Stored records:
==================================================

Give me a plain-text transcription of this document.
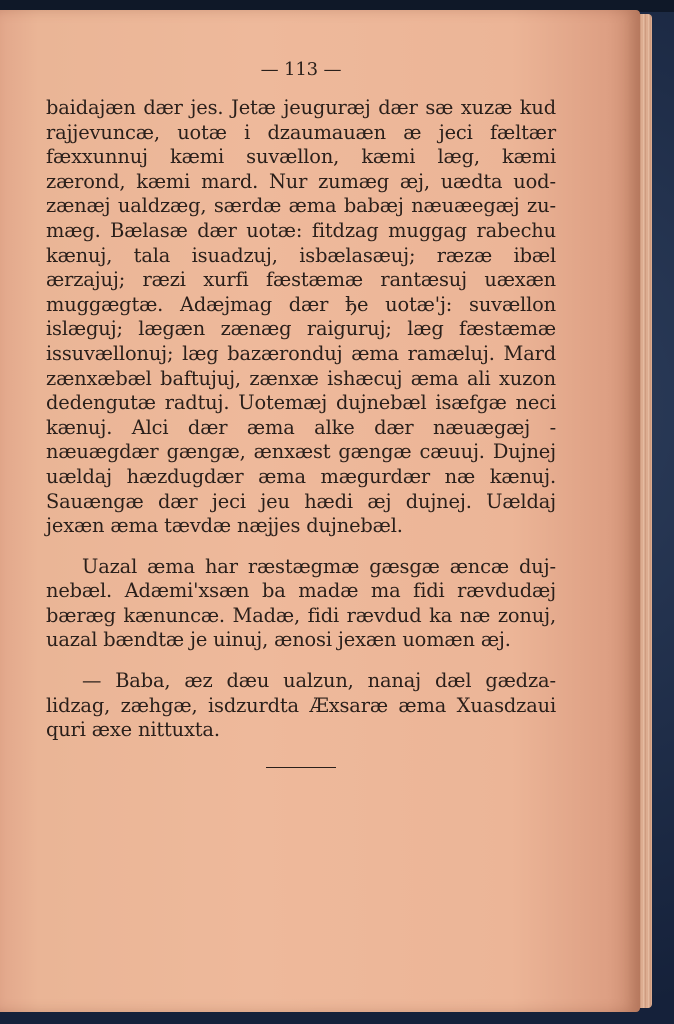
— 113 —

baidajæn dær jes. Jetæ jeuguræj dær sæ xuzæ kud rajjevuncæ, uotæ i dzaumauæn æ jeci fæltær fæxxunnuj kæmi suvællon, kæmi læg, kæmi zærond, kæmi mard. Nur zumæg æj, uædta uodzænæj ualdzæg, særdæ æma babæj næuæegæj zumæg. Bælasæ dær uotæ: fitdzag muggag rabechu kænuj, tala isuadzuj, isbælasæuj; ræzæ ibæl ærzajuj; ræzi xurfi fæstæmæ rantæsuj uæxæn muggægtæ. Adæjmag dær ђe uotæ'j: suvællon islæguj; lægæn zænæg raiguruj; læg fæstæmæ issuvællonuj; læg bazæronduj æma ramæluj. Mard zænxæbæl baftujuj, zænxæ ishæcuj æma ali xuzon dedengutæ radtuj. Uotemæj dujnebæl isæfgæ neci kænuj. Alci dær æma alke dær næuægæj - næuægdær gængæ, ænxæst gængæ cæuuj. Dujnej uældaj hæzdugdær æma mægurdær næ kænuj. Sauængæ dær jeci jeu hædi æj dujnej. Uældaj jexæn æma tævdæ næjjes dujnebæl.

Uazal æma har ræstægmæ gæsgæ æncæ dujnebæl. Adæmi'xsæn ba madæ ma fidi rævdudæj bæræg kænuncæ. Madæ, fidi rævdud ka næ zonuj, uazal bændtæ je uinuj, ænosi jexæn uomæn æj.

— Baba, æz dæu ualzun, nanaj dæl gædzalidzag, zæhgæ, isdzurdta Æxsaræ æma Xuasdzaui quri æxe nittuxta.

==================================================

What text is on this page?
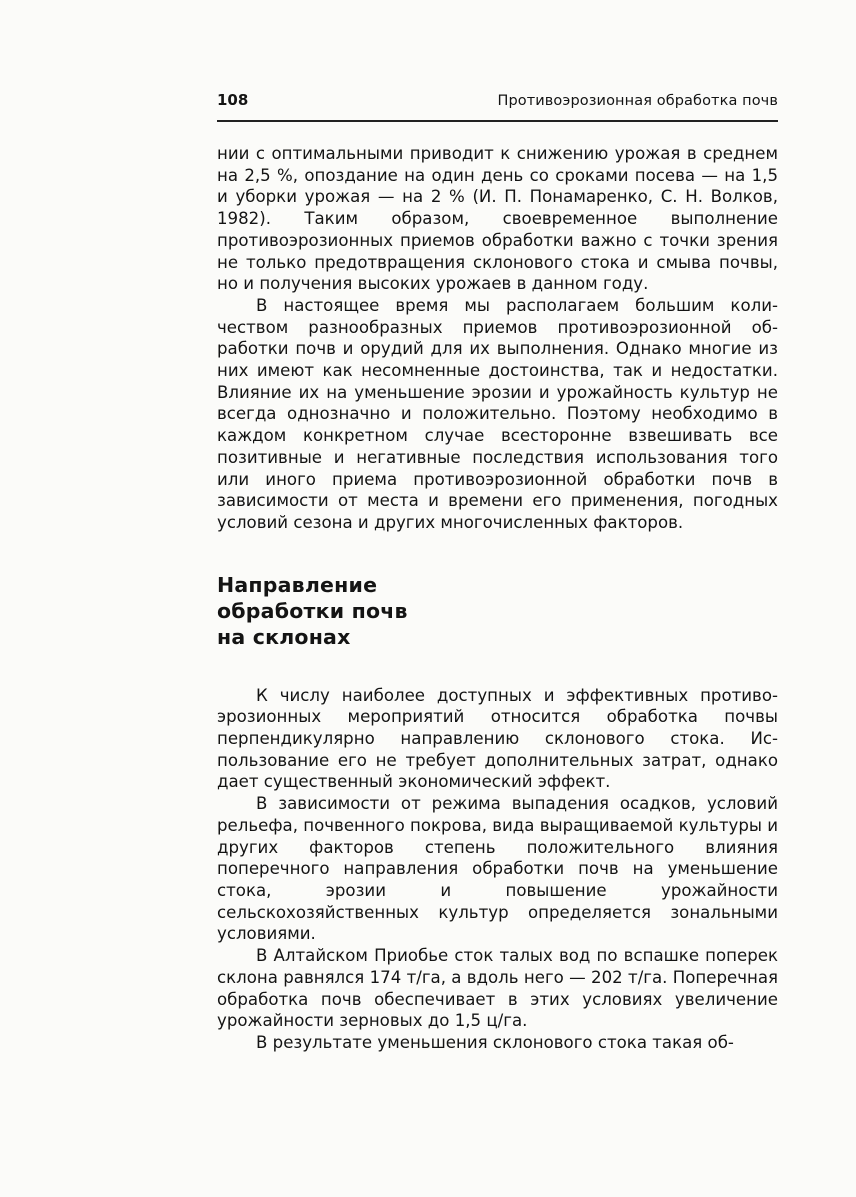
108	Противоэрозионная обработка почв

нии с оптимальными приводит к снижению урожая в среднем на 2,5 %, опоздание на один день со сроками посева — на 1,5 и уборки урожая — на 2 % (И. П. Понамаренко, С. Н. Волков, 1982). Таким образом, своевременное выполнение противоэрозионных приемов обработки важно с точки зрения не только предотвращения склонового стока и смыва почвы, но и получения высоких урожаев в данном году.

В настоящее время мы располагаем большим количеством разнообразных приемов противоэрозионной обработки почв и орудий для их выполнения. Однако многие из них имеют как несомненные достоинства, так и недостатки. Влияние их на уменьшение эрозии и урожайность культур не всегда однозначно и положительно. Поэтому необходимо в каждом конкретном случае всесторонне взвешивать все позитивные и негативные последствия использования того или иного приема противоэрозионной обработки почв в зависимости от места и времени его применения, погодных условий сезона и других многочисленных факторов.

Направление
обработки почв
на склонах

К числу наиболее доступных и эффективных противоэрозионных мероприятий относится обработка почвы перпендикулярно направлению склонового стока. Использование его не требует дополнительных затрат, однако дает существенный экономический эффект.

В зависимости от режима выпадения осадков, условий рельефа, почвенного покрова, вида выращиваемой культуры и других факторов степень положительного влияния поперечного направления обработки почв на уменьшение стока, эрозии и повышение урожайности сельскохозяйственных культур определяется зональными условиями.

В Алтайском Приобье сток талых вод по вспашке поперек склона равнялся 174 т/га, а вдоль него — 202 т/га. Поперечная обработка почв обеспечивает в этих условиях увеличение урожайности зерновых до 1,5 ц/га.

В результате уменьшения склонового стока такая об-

==================================================

TASK — From the entries above, copy every line containing the word "text".

ANSWER FOR THE TASK —
Give me a plain-text transcription of this document.
What text is on this page?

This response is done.